### Instructions for the task
Copy the items below word for word, reproducing every line of each one without change.
- - -
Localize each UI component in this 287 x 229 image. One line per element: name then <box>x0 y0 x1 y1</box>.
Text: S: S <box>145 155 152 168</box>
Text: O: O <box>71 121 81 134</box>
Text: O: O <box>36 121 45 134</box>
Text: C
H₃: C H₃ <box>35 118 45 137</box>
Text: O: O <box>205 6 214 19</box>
- - -
### The output
Localize each UI component in this 287 x 229 image. One line per element: name then <box>x0 y0 x1 y1</box>.
Text: S: S <box>145 155 152 168</box>
Text: O: O <box>71 121 81 134</box>
Text: O: O <box>36 121 45 134</box>
Text: C
H₃: C H₃ <box>35 118 45 137</box>
Text: O: O <box>205 6 214 19</box>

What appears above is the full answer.